[BEGIN Reading text]
Contents: Caveat; Basics; Single Ended Auto-Couplers; Important Considerations; Addendum; A Word About Internal Couplers; Odds & Ends;

Here is an important caveat about the IC-7000. The port on the rear apron of the IC-7000 designed to interface with the AH-4 auto coupler is configured differently than the IC-706 series. Pin 1 (TKEY) input is shared internally with the temperature control circuitry. This pin MUST be left floating. If it isn't, the fan may not come on as required, which can lead to failure of the final transistors!

Devices used to mimic the AH-4, and trick the IC-706 into transmitting 10 watts of carrier are not necessarily compatible with the IC-7000. This includes the suggested circuitry from SGC, at least one of the older model screwdriver controllers, and most small tuner modules. The only US made one known to work correctly is from Better RF, and designed specifically for the IC-7000. Their older IC-706 model is not compatible. There is also an Australian one designed by Owen Duffy, VK1OD, which is compatible. If you are using one of Bob Lewis' (AA4PB) Ham-Kit interfaces, remove R1 (10k) entirely, as it is not needed. For more information on these devices, read the Antenna Controllers article.
[END Reading text]
[BEGIN Dataset content]
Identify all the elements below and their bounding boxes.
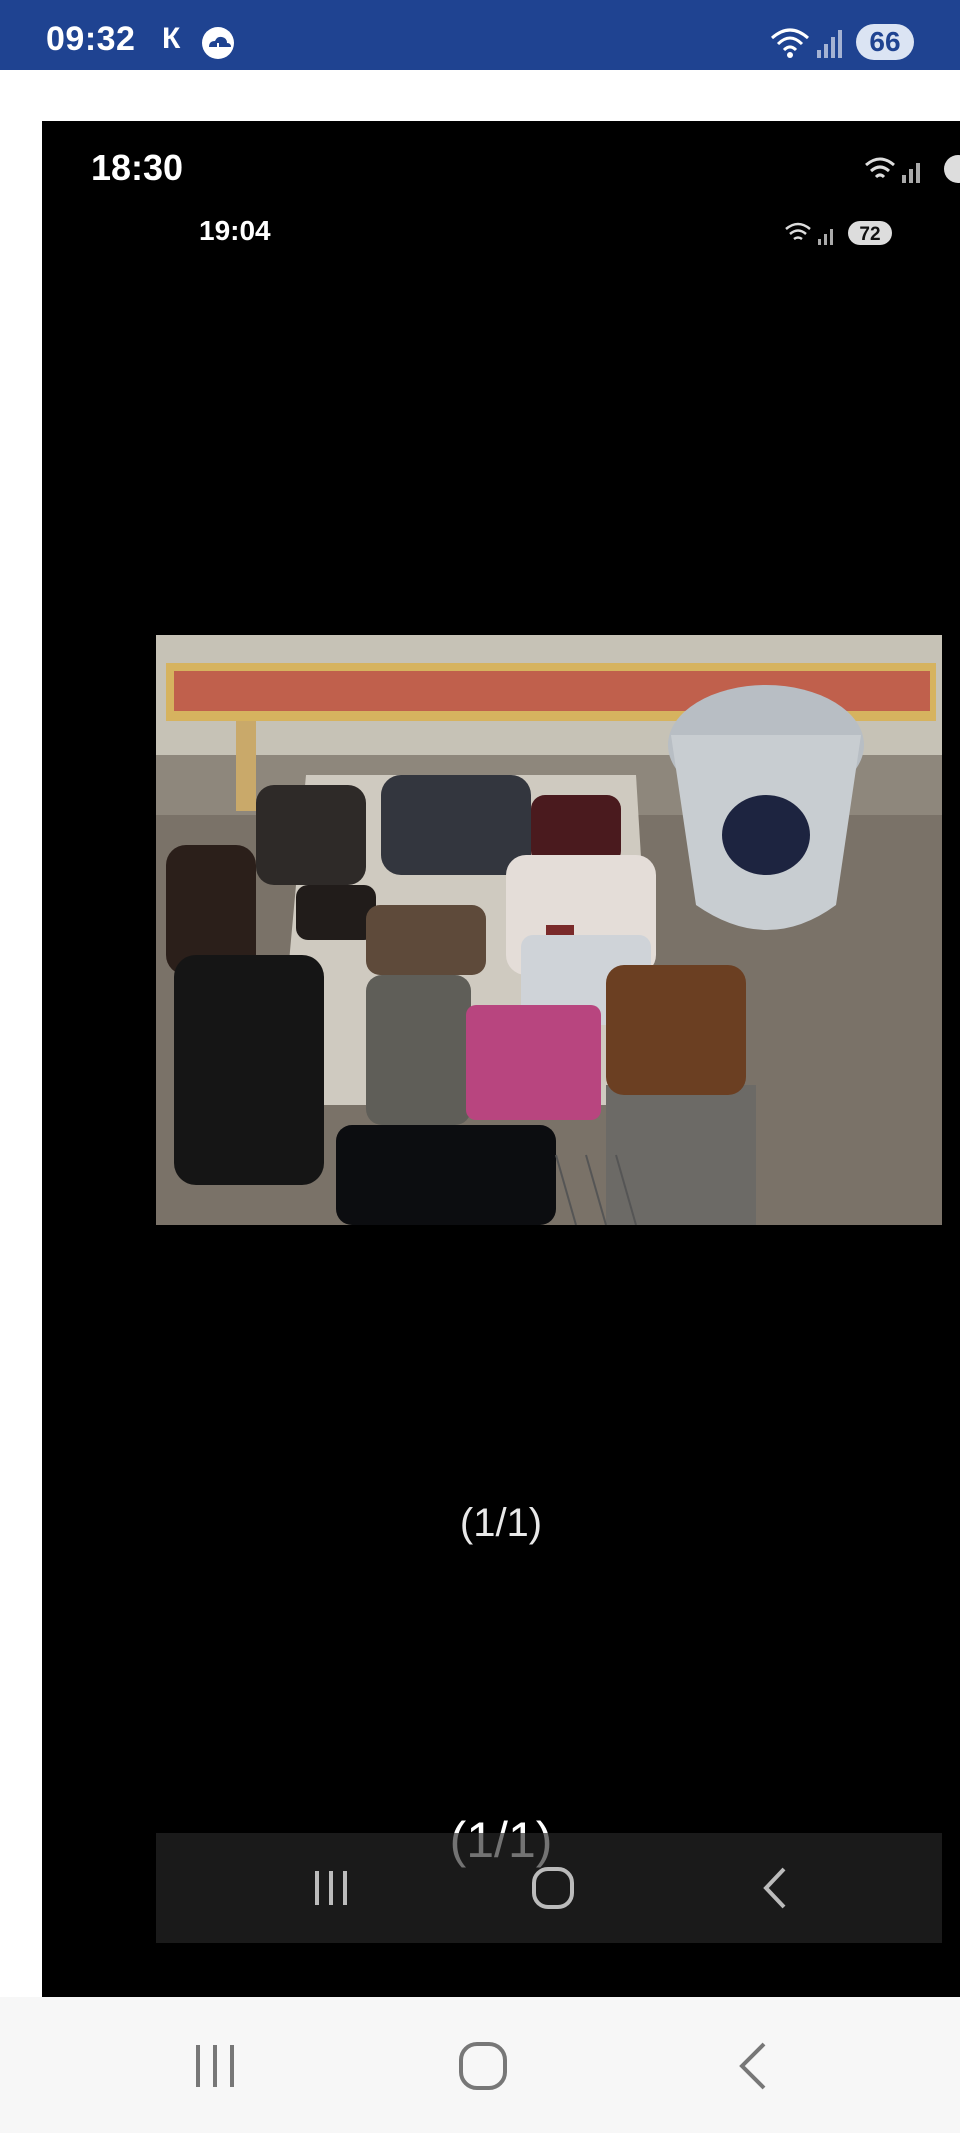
[END Dataset content]
**Written request A**
For each statement (i), (ii) and (iii), say whether it agrees with the IC-7000 article by answering yes or no and quoting the deciding words from the article. (i) Pin 1 of the IC-7000's AH-4 port must be grounded. (ii) Better RF's older IC-706 model works with the IC-7000. (iii) The Australian interface designed by Owen Duffy, VK1OD, is compatible with the IC-7000.
**Written request B**
Answer these questions from the IC-7000 article:
(i) What is the Pin 1 (TKEY) input shared with internally?
(ii) Which resistor should be removed from a Ham-Kit interface?
(iii) How many watts of carrier do the mimic devices trick the IC-706 into transmitting?
**Written request C**
Carry on the IC-7000 article from its last sentence.
None of the data is needed for this work.

**Exercise result A**
(i) No: "This pin MUST be left floating."
(ii) No: "Their older IC-706 model is not compatible."
(iii) Yes: "There is also an Australian one designed by Owen Duffy, VK1OD, which is compatible."

**Exercise result B**
(i) The temperature control circuitry.
(ii) R1 (10k).
(iii) 10 watts.

**Exercise result C**
Basics

Automatic antenna couplers, erroneously called antenna tuners, seem to be all the rage these days. They have a lot of good features; near instant band changes, no fuss, no bother operation, and for the most part they're worry free. The most popular ones are the Icom AH-4, the various SGC models, the various LDG models (that's an LDG AT-7000 in the left photo), the Yaesu FT-40, the Alinco EDX-2, and the various MFJ models. There are at least five other after-market manufacturers and/or resellers advertising in the pages of QST.

Speaking of QST, page 71 of the May 2004 is a review of five different models from three manufacturers. The August 2006 issue, page 56, reviews three more including Palstar's AT-Auto shown at right. The AT-Auto is one of the few commercial units which uses a motor-driven roller inductor and capacitor, instead of the usual relay-switched, fixed-value components. It's a little big for mobile use, even though it does operate from a nominal 13.8VDC.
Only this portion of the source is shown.